> EXERCISE DIRECTIONS
Repeat, line for line, the entries printed below.

> AVAILABLE DATA
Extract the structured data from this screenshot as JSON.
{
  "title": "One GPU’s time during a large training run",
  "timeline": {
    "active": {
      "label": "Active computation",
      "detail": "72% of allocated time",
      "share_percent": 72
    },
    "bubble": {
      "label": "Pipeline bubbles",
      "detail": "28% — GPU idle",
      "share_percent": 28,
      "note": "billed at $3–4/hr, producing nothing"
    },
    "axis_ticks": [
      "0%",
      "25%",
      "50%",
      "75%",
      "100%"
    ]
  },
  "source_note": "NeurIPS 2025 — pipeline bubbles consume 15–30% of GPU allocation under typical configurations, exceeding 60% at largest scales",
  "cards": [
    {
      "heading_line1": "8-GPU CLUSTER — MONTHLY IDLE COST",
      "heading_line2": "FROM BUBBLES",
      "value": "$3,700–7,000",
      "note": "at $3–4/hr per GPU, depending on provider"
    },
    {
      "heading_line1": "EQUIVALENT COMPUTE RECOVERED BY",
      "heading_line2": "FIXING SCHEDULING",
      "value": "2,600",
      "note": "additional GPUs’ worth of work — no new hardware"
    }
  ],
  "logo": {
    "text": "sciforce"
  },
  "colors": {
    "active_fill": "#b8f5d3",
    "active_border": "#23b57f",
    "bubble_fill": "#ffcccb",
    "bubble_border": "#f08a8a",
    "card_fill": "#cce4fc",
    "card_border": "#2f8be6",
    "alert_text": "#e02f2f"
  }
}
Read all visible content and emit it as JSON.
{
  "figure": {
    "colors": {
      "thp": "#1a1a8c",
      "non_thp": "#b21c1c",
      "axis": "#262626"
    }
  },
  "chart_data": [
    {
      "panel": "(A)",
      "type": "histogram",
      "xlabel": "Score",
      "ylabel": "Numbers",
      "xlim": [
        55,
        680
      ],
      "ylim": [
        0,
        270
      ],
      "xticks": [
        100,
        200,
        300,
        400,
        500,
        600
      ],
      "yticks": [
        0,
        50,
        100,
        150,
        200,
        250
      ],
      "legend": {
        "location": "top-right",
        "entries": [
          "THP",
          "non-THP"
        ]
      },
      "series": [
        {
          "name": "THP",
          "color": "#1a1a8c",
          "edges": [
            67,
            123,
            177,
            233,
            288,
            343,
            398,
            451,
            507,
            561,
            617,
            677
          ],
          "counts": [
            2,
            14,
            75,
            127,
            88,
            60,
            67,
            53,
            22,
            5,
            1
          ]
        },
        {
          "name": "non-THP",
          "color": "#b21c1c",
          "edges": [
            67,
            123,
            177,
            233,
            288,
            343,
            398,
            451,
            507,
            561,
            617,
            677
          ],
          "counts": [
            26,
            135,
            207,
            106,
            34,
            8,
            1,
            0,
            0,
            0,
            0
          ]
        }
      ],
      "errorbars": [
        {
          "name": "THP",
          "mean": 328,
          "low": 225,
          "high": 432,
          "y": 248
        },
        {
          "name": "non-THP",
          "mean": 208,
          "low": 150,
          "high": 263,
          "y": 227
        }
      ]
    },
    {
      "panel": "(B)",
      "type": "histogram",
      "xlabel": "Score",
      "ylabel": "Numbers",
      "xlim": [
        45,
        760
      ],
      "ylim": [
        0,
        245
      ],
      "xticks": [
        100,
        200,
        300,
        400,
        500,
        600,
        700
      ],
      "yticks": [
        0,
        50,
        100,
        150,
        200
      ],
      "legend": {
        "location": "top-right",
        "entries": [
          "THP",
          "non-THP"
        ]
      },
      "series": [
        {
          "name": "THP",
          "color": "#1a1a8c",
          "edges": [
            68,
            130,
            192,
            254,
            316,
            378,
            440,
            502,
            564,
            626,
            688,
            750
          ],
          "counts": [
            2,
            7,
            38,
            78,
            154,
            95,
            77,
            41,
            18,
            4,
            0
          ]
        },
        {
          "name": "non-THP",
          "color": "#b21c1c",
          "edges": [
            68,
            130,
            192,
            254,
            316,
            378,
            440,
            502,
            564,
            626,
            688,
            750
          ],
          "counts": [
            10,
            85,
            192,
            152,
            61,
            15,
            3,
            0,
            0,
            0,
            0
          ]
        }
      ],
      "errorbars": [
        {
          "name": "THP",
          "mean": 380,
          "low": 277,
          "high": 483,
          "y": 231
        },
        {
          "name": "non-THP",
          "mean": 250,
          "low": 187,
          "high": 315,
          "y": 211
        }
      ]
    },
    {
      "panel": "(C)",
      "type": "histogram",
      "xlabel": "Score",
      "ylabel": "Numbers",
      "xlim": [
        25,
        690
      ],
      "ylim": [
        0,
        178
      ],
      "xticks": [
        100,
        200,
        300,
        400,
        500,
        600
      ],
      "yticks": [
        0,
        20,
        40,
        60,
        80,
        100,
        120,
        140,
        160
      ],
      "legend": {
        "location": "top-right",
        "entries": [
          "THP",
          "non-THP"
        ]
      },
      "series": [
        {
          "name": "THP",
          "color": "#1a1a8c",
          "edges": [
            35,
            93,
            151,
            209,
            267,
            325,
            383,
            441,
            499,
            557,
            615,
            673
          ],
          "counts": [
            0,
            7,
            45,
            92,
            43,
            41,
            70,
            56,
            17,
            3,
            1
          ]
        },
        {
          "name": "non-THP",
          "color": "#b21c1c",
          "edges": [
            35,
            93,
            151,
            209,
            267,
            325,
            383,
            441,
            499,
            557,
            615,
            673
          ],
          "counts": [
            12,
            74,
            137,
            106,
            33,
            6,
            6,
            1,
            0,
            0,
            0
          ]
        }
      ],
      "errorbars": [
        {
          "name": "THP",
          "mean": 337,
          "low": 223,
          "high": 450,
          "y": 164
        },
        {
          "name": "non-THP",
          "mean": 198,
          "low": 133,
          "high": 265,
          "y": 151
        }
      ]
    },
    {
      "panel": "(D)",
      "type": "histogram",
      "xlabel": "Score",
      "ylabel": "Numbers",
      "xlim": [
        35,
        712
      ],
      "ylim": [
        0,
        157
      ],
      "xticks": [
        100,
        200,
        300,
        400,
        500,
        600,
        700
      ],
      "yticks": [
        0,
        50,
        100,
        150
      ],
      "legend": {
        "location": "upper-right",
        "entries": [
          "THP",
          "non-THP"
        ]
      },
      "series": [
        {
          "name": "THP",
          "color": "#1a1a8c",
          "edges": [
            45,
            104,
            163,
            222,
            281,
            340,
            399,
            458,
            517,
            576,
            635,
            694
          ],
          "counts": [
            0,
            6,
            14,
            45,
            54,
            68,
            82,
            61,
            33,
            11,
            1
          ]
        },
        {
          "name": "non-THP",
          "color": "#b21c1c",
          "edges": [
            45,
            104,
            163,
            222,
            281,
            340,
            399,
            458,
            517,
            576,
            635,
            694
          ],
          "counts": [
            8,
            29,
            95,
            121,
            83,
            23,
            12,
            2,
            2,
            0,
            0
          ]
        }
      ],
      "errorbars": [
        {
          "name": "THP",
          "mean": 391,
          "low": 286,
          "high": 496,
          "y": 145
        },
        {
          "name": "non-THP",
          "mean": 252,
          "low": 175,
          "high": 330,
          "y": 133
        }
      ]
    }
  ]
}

> ANSWER FOR THE TASK
Extract the structured data from this screenshot as JSON.
{
  "title": "One GPU’s time during a large training run",
  "timeline": {
    "active": {
      "label": "Active computation",
      "detail": "72% of allocated time",
      "share_percent": 72
    },
    "bubble": {
      "label": "Pipeline bubbles",
      "detail": "28% — GPU idle",
      "share_percent": 28,
      "note": "billed at $3–4/hr, producing nothing"
    },
    "axis_ticks": [
      "0%",
      "25%",
      "50%",
      "75%",
      "100%"
    ]
  },
  "source_note": "NeurIPS 2025 — pipeline bubbles consume 15–30% of GPU allocation under typical configurations, exceeding 60% at largest scales",
  "cards": [
    {
      "heading_line1": "8-GPU CLUSTER — MONTHLY IDLE COST",
      "heading_line2": "FROM BUBBLES",
      "value": "$3,700–7,000",
      "note": "at $3–4/hr per GPU, depending on provider"
    },
    {
      "heading_line1": "EQUIVALENT COMPUTE RECOVERED BY",
      "heading_line2": "FIXING SCHEDULING",
      "value": "2,600",
      "note": "additional GPUs’ worth of work — no new hardware"
    }
  ],
  "logo": {
    "text": "sciforce"
  },
  "colors": {
    "active_fill": "#b8f5d3",
    "active_border": "#23b57f",
    "bubble_fill": "#ffcccb",
    "bubble_border": "#f08a8a",
    "card_fill": "#cce4fc",
    "card_border": "#2f8be6",
    "alert_text": "#e02f2f"
  }
}
Read all visible content and emit it as JSON.
{
  "figure": {
    "colors": {
      "thp": "#1a1a8c",
      "non_thp": "#b21c1c",
      "axis": "#262626"
    }
  },
  "chart_data": [
    {
      "panel": "(A)",
      "type": "histogram",
      "xlabel": "Score",
      "ylabel": "Numbers",
      "xlim": [
        55,
        680
      ],
      "ylim": [
        0,
        270
      ],
      "xticks": [
        100,
        200,
        300,
        400,
        500,
        600
      ],
      "yticks": [
        0,
        50,
        100,
        150,
        200,
        250
      ],
      "legend": {
        "location": "top-right",
        "entries": [
          "THP",
          "non-THP"
        ]
      },
      "series": [
        {
          "name": "THP",
          "color": "#1a1a8c",
          "edges": [
            67,
            123,
            177,
            233,
            288,
            343,
            398,
            451,
            507,
            561,
            617,
            677
          ],
          "counts": [
            2,
            14,
            75,
            127,
            88,
            60,
            67,
            53,
            22,
            5,
            1
          ]
        },
        {
          "name": "non-THP",
          "color": "#b21c1c",
          "edges": [
            67,
            123,
            177,
            233,
            288,
            343,
            398,
            451,
            507,
            561,
            617,
            677
          ],
          "counts": [
            26,
            135,
            207,
            106,
            34,
            8,
            1,
            0,
            0,
            0,
            0
          ]
        }
      ],
      "errorbars": [
        {
          "name": "THP",
          "mean": 328,
          "low": 225,
          "high": 432,
          "y": 248
        },
        {
          "name": "non-THP",
          "mean": 208,
          "low": 150,
          "high": 263,
          "y": 227
        }
      ]
    },
    {
      "panel": "(B)",
      "type": "histogram",
      "xlabel": "Score",
      "ylabel": "Numbers",
      "xlim": [
        45,
        760
      ],
      "ylim": [
        0,
        245
      ],
      "xticks": [
        100,
        200,
        300,
        400,
        500,
        600,
        700
      ],
      "yticks": [
        0,
        50,
        100,
        150,
        200
      ],
      "legend": {
        "location": "top-right",
        "entries": [
          "THP",
          "non-THP"
        ]
      },
      "series": [
        {
          "name": "THP",
          "color": "#1a1a8c",
          "edges": [
            68,
            130,
            192,
            254,
            316,
            378,
            440,
            502,
            564,
            626,
            688,
            750
          ],
          "counts": [
            2,
            7,
            38,
            78,
            154,
            95,
            77,
            41,
            18,
            4,
            0
          ]
        },
        {
          "name": "non-THP",
          "color": "#b21c1c",
          "edges": [
            68,
            130,
            192,
            254,
            316,
            378,
            440,
            502,
            564,
            626,
            688,
            750
          ],
          "counts": [
            10,
            85,
            192,
            152,
            61,
            15,
            3,
            0,
            0,
            0,
            0
          ]
        }
      ],
      "errorbars": [
        {
          "name": "THP",
          "mean": 380,
          "low": 277,
          "high": 483,
          "y": 231
        },
        {
          "name": "non-THP",
          "mean": 250,
          "low": 187,
          "high": 315,
          "y": 211
        }
      ]
    },
    {
      "panel": "(C)",
      "type": "histogram",
      "xlabel": "Score",
      "ylabel": "Numbers",
      "xlim": [
        25,
        690
      ],
      "ylim": [
        0,
        178
      ],
      "xticks": [
        100,
        200,
        300,
        400,
        500,
        600
      ],
      "yticks": [
        0,
        20,
        40,
        60,
        80,
        100,
        120,
        140,
        160
      ],
      "legend": {
        "location": "top-right",
        "entries": [
          "THP",
          "non-THP"
        ]
      },
      "series": [
        {
          "name": "THP",
          "color": "#1a1a8c",
          "edges": [
            35,
            93,
            151,
            209,
            267,
            325,
            383,
            441,
            499,
            557,
            615,
            673
          ],
          "counts": [
            0,
            7,
            45,
            92,
            43,
            41,
            70,
            56,
            17,
            3,
            1
          ]
        },
        {
          "name": "non-THP",
          "color": "#b21c1c",
          "edges": [
            35,
            93,
            151,
            209,
            267,
            325,
            383,
            441,
            499,
            557,
            615,
            673
          ],
          "counts": [
            12,
            74,
            137,
            106,
            33,
            6,
            6,
            1,
            0,
            0,
            0
          ]
        }
      ],
      "errorbars": [
        {
          "name": "THP",
          "mean": 337,
          "low": 223,
          "high": 450,
          "y": 164
        },
        {
          "name": "non-THP",
          "mean": 198,
          "low": 133,
          "high": 265,
          "y": 151
        }
      ]
    },
    {
      "panel": "(D)",
      "type": "histogram",
      "xlabel": "Score",
      "ylabel": "Numbers",
      "xlim": [
        35,
        712
      ],
      "ylim": [
        0,
        157
      ],
      "xticks": [
        100,
        200,
        300,
        400,
        500,
        600,
        700
      ],
      "yticks": [
        0,
        50,
        100,
        150
      ],
      "legend": {
        "location": "upper-right",
        "entries": [
          "THP",
          "non-THP"
        ]
      },
      "series": [
        {
          "name": "THP",
          "color": "#1a1a8c",
          "edges": [
            45,
            104,
            163,
            222,
            281,
            340,
            399,
            458,
            517,
            576,
            635,
            694
          ],
          "counts": [
            0,
            6,
            14,
            45,
            54,
            68,
            82,
            61,
            33,
            11,
            1
          ]
        },
        {
          "name": "non-THP",
          "color": "#b21c1c",
          "edges": [
            45,
            104,
            163,
            222,
            281,
            340,
            399,
            458,
            517,
            576,
            635,
            694
          ],
          "counts": [
            8,
            29,
            95,
            121,
            83,
            23,
            12,
            2,
            2,
            0,
            0
          ]
        }
      ],
      "errorbars": [
        {
          "name": "THP",
          "mean": 391,
          "low": 286,
          "high": 496,
          "y": 145
        },
        {
          "name": "non-THP",
          "mean": 252,
          "low": 175,
          "high": 330,
          "y": 133
        }
      ]
    }
  ]
}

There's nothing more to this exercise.